═════ Record list ═════

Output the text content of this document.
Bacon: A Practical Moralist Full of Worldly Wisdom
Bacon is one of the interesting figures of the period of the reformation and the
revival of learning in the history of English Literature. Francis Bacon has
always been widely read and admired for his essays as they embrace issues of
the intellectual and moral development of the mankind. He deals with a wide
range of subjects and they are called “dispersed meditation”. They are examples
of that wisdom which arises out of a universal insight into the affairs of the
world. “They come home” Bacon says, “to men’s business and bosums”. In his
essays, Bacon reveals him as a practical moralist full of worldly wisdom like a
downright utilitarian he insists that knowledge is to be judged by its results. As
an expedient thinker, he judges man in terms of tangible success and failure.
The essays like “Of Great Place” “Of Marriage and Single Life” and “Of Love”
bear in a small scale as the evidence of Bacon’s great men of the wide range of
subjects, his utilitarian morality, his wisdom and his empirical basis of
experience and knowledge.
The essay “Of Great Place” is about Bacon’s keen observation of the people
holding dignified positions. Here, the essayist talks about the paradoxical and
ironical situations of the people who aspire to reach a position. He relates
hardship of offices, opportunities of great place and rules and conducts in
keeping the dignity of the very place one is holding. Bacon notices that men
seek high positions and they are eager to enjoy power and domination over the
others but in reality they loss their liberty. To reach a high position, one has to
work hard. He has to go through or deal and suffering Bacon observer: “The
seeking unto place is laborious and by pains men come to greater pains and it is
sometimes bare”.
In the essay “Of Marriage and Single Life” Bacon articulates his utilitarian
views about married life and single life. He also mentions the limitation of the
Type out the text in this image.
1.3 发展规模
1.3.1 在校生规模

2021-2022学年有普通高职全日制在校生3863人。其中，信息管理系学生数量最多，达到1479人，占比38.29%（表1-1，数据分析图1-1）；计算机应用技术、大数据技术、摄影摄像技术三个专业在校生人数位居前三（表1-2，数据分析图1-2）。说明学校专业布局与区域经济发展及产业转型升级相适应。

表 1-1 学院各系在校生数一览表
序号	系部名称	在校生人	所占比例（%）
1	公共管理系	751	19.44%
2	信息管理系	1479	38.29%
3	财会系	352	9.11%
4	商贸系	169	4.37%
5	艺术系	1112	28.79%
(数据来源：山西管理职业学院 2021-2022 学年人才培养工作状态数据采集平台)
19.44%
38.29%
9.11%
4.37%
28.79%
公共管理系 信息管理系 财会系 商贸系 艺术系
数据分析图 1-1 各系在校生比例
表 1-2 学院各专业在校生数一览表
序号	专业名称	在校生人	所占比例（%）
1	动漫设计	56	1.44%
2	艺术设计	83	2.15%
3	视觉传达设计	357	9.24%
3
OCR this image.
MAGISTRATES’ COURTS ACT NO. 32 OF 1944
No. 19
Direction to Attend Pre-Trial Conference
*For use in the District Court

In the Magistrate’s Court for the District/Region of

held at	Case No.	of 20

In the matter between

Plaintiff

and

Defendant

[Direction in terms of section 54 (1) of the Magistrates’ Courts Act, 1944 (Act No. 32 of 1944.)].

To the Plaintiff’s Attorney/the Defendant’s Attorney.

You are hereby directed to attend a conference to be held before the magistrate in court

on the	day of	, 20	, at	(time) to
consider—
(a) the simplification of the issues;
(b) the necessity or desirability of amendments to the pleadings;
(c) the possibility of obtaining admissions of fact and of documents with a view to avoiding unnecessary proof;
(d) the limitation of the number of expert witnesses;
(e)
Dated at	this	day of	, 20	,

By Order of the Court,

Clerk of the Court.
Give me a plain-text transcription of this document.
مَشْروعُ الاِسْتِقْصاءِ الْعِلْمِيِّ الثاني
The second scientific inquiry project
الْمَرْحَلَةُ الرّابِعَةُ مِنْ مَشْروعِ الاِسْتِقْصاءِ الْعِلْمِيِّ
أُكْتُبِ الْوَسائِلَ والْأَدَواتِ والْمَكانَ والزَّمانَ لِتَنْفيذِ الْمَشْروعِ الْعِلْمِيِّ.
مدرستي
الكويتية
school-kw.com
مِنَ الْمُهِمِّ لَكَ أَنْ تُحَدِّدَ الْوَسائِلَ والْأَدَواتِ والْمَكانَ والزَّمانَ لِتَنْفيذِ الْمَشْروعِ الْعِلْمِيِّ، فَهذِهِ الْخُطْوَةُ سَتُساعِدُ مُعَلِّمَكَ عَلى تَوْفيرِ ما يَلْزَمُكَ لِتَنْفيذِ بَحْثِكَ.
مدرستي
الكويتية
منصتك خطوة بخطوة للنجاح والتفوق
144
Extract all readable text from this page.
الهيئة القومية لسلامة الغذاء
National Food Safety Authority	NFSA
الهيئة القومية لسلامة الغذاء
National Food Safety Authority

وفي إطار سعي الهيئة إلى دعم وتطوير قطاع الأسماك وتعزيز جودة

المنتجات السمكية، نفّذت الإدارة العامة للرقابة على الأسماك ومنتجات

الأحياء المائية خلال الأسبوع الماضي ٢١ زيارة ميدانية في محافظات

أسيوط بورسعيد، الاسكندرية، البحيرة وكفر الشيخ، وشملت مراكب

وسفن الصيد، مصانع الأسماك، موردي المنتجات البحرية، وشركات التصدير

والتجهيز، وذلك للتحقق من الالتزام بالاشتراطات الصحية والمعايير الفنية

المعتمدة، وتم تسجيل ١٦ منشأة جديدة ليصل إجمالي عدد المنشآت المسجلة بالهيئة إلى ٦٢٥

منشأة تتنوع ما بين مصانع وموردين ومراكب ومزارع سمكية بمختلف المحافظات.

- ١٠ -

═════

**Objective:** Exactly as written above, please repeat the entries.

**Exercise response:**
Output the text content of this document.
Bacon: A Practical Moralist Full of Worldly Wisdom
Bacon is one of the interesting figures of the period of the reformation and the
revival of learning in the history of English Literature. Francis Bacon has
always been widely read and admired for his essays as they embrace issues of
the intellectual and moral development of the mankind. He deals with a wide
range of subjects and they are called “dispersed meditation”. They are examples
of that wisdom which arises out of a universal insight into the affairs of the
world. “They come home” Bacon says, “to men’s business and bosums”. In his
essays, Bacon reveals him as a practical moralist full of worldly wisdom like a
downright utilitarian he insists that knowledge is to be judged by its results. As
an expedient thinker, he judges man in terms of tangible success and failure.
The essays like “Of Great Place” “Of Marriage and Single Life” and “Of Love”
bear in a small scale as the evidence of Bacon’s great men of the wide range of
subjects, his utilitarian morality, his wisdom and his empirical basis of
experience and knowledge.
The essay “Of Great Place” is about Bacon’s keen observation of the people
holding dignified positions. Here, the essayist talks about the paradoxical and
ironical situations of the people who aspire to reach a position. He relates
hardship of offices, opportunities of great place and rules and conducts in
keeping the dignity of the very place one is holding. Bacon notices that men
seek high positions and they are eager to enjoy power and domination over the
others but in reality they loss their liberty. To reach a high position, one has to
work hard. He has to go through or deal and suffering Bacon observer: “The
seeking unto place is laborious and by pains men come to greater pains and it is
sometimes bare”.
In the essay “Of Marriage and Single Life” Bacon articulates his utilitarian
views about married life and single life. He also mentions the limitation of the
Type out the text in this image.
1.3 发展规模
1.3.1 在校生规模

2021-2022学年有普通高职全日制在校生3863人。其中，信息管理系学生数量最多，达到1479人，占比38.29%（表1-1，数据分析图1-1）；计算机应用技术、大数据技术、摄影摄像技术三个专业在校生人数位居前三（表1-2，数据分析图1-2）。说明学校专业布局与区域经济发展及产业转型升级相适应。

表 1-1 学院各系在校生数一览表
序号	系部名称	在校生人	所占比例（%）
1	公共管理系	751	19.44%
2	信息管理系	1479	38.29%
3	财会系	352	9.11%
4	商贸系	169	4.37%
5	艺术系	1112	28.79%
(数据来源：山西管理职业学院 2021-2022 学年人才培养工作状态数据采集平台)
19.44%
38.29%
9.11%
4.37%
28.79%
公共管理系 信息管理系 财会系 商贸系 艺术系
数据分析图 1-1 各系在校生比例
表 1-2 学院各专业在校生数一览表
序号	专业名称	在校生人	所占比例（%）
1	动漫设计	56	1.44%
2	艺术设计	83	2.15%
3	视觉传达设计	357	9.24%
3
OCR this image.
MAGISTRATES’ COURTS ACT NO. 32 OF 1944
No. 19
Direction to Attend Pre-Trial Conference
*For use in the District Court

In the Magistrate’s Court for the District/Region of

held at	Case No.	of 20

In the matter between

Plaintiff

and

Defendant

[Direction in terms of section 54 (1) of the Magistrates’ Courts Act, 1944 (Act No. 32 of 1944.)].

To the Plaintiff’s Attorney/the Defendant’s Attorney.

You are hereby directed to attend a conference to be held before the magistrate in court

on the	day of	, 20	, at	(time) to
consider—
(a) the simplification of the issues;
(b) the necessity or desirability of amendments to the pleadings;
(c) the possibility of obtaining admissions of fact and of documents with a view to avoiding unnecessary proof;
(d) the limitation of the number of expert witnesses;
(e)
Dated at	this	day of	, 20	,

By Order of the Court,

Clerk of the Court.
Give me a plain-text transcription of this document.
مَشْروعُ الاِسْتِقْصاءِ الْعِلْمِيِّ الثاني
The second scientific inquiry project
الْمَرْحَلَةُ الرّابِعَةُ مِنْ مَشْروعِ الاِسْتِقْصاءِ الْعِلْمِيِّ
أُكْتُبِ الْوَسائِلَ والْأَدَواتِ والْمَكانَ والزَّمانَ لِتَنْفيذِ الْمَشْروعِ الْعِلْمِيِّ.
مدرستي
الكويتية
school-kw.com
مِنَ الْمُهِمِّ لَكَ أَنْ تُحَدِّدَ الْوَسائِلَ والْأَدَواتِ والْمَكانَ والزَّمانَ لِتَنْفيذِ الْمَشْروعِ الْعِلْمِيِّ، فَهذِهِ الْخُطْوَةُ سَتُساعِدُ مُعَلِّمَكَ عَلى تَوْفيرِ ما يَلْزَمُكَ لِتَنْفيذِ بَحْثِكَ.
مدرستي
الكويتية
منصتك خطوة بخطوة للنجاح والتفوق
144
Extract all readable text from this page.
الهيئة القومية لسلامة الغذاء
National Food Safety Authority	NFSA
الهيئة القومية لسلامة الغذاء
National Food Safety Authority

وفي إطار سعي الهيئة إلى دعم وتطوير قطاع الأسماك وتعزيز جودة

المنتجات السمكية، نفّذت الإدارة العامة للرقابة على الأسماك ومنتجات

الأحياء المائية خلال الأسبوع الماضي ٢١ زيارة ميدانية في محافظات

أسيوط بورسعيد، الاسكندرية، البحيرة وكفر الشيخ، وشملت مراكب

وسفن الصيد، مصانع الأسماك، موردي المنتجات البحرية، وشركات التصدير

والتجهيز، وذلك للتحقق من الالتزام بالاشتراطات الصحية والمعايير الفنية

المعتمدة، وتم تسجيل ١٦ منشأة جديدة ليصل إجمالي عدد المنشآت المسجلة بالهيئة إلى ٦٢٥

منشأة تتنوع ما بين مصانع وموردين ومراكب ومزارع سمكية بمختلف المحافظات.

- ١٠ -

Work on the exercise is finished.